● **Instructions to follow**
Scan the material that follows. Copy every line containing the word "Development".

--- START The records ---

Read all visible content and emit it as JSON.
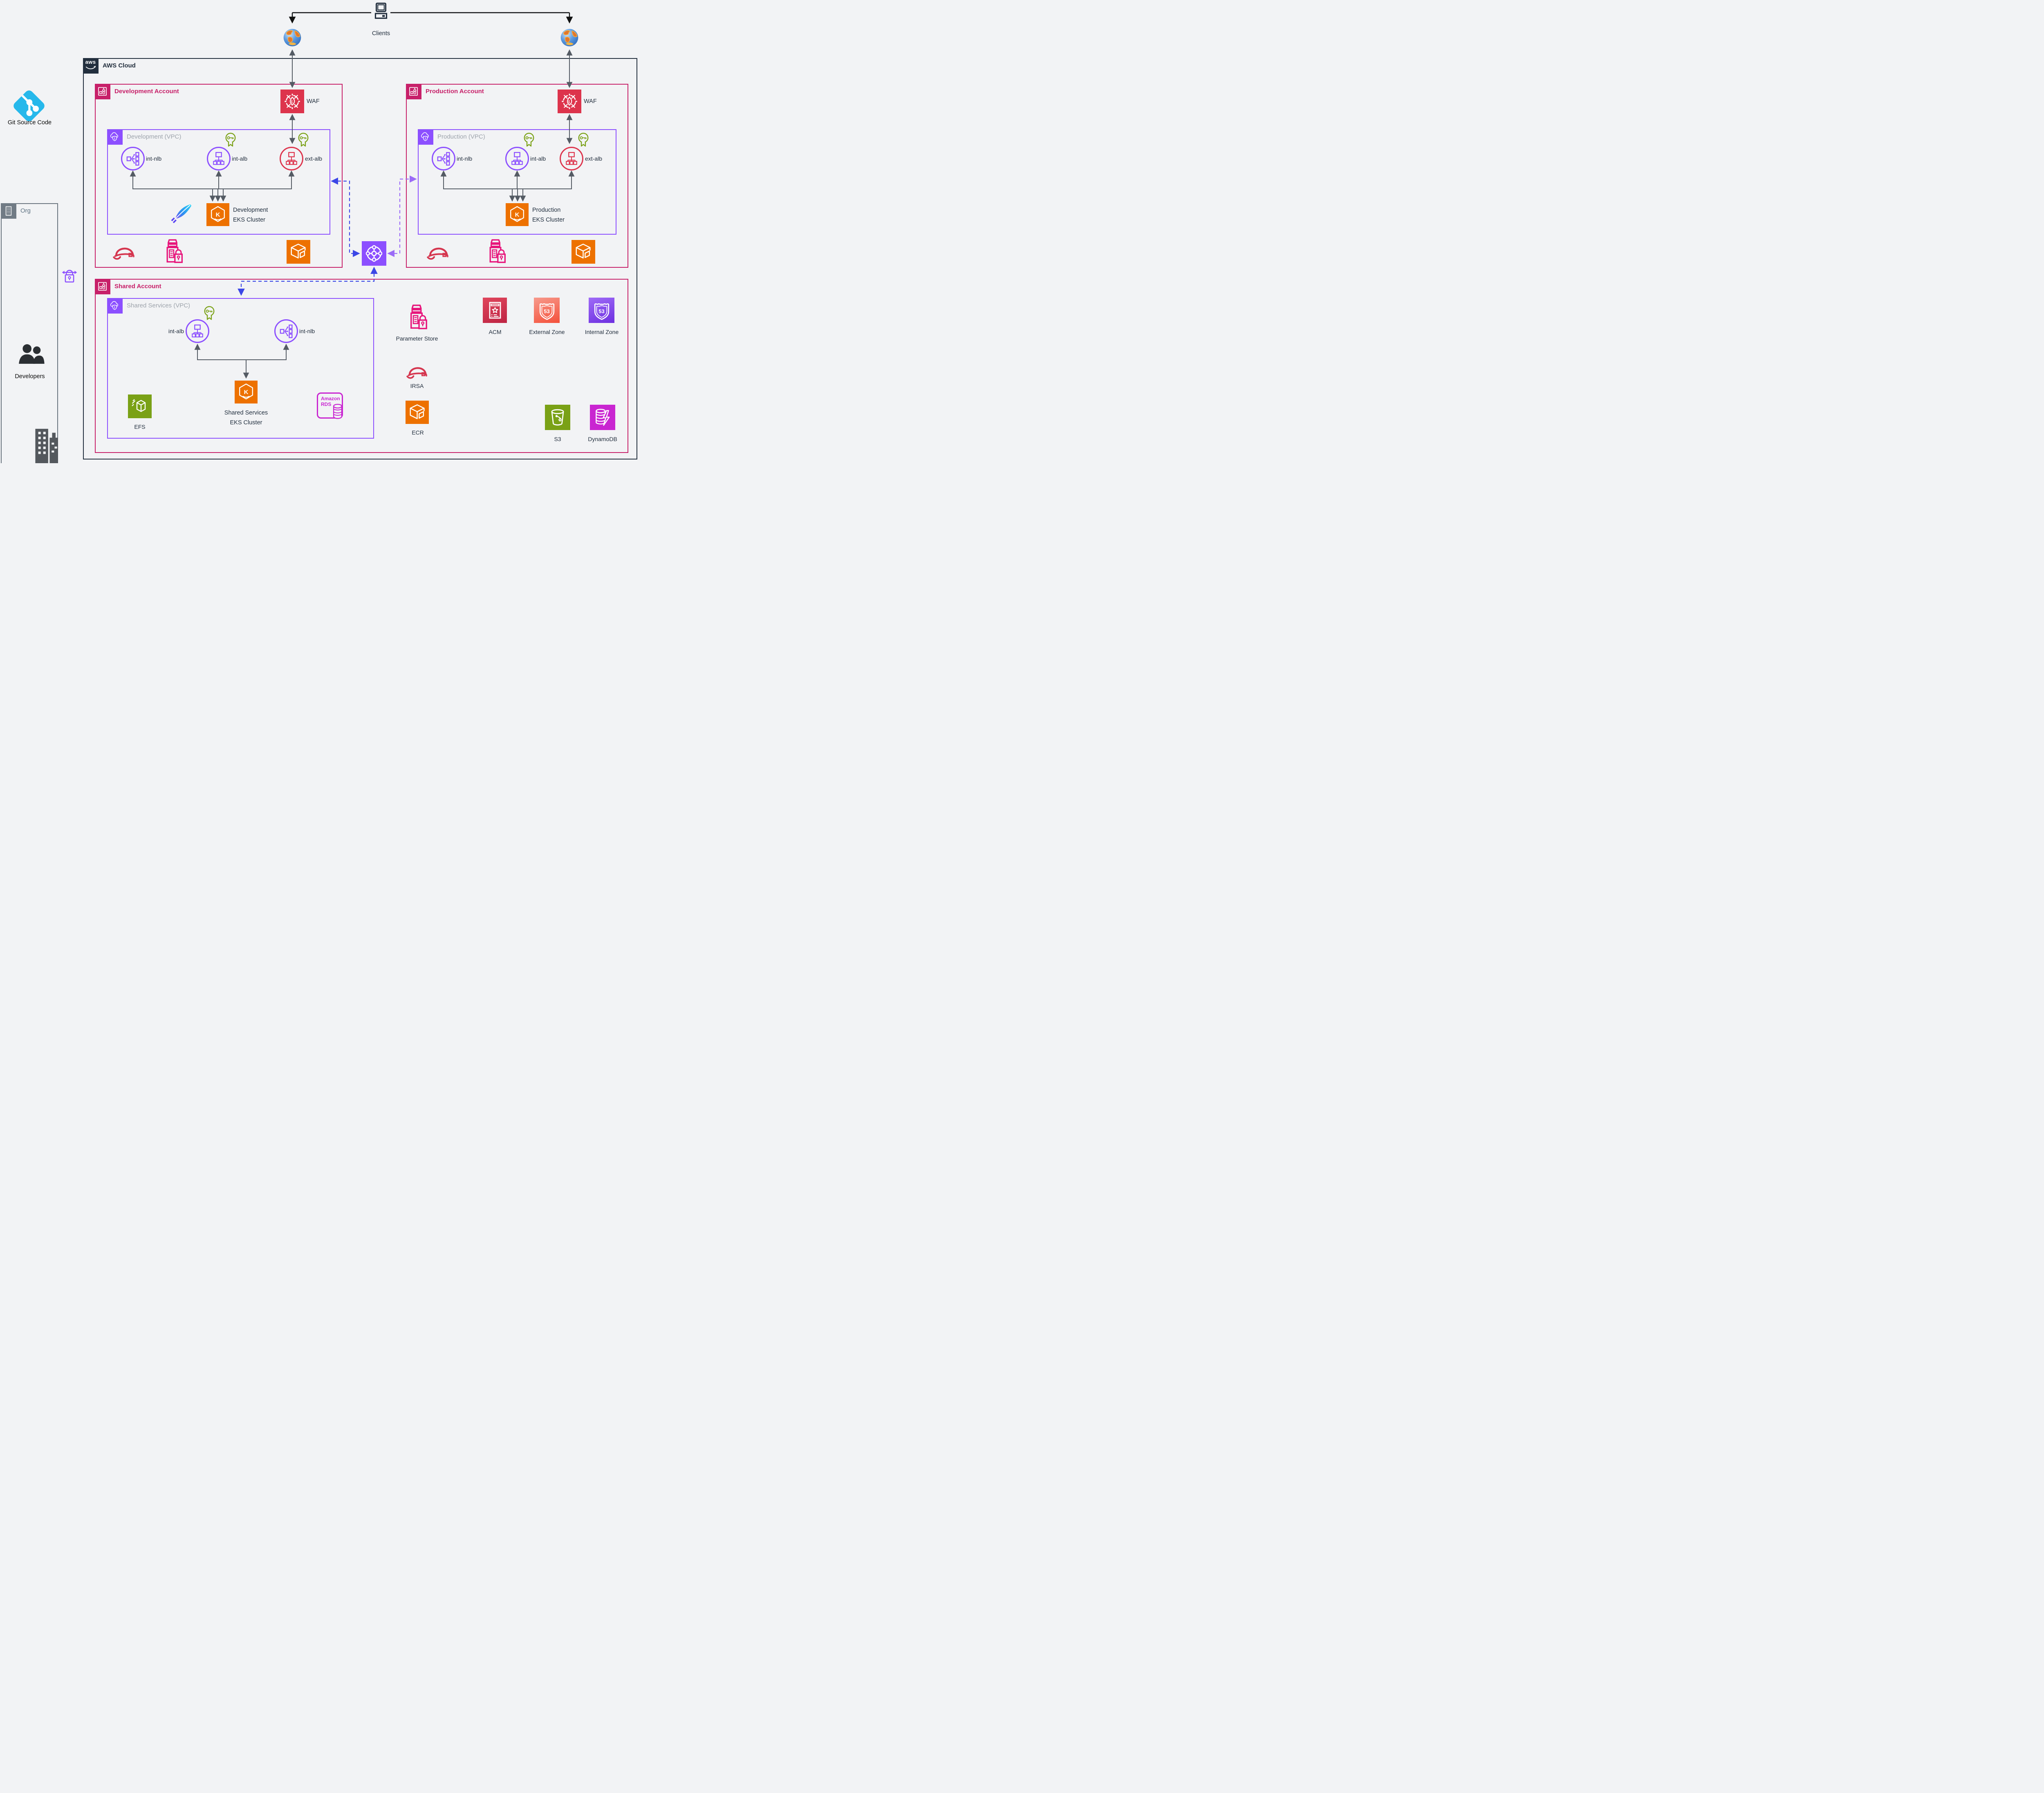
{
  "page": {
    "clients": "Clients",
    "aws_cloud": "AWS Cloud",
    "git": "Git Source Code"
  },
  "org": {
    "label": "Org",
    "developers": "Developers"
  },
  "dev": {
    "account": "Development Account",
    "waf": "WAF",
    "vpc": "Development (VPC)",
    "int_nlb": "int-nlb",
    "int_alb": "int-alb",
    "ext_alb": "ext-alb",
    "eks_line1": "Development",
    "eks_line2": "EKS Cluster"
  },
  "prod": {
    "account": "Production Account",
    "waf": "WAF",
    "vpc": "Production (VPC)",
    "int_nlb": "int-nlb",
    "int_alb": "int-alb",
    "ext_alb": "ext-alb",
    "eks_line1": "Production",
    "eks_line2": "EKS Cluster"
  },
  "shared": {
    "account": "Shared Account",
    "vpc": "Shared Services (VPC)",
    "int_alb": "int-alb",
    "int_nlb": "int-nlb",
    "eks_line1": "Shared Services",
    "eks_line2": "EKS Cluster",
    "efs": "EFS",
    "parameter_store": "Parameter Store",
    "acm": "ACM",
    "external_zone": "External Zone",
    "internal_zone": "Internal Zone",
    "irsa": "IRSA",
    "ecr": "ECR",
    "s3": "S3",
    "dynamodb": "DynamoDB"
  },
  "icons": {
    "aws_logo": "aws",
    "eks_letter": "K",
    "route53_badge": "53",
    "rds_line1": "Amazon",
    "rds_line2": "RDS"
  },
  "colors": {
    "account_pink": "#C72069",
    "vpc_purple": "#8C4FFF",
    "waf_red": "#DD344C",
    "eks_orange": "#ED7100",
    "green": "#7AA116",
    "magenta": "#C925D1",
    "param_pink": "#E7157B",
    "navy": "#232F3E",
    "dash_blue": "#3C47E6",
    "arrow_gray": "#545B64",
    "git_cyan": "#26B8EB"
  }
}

--- END The records ---

● **Exercise answer**
    "account": "Development Account",
    "vpc": "Development (VPC)",
    "eks_line1": "Development",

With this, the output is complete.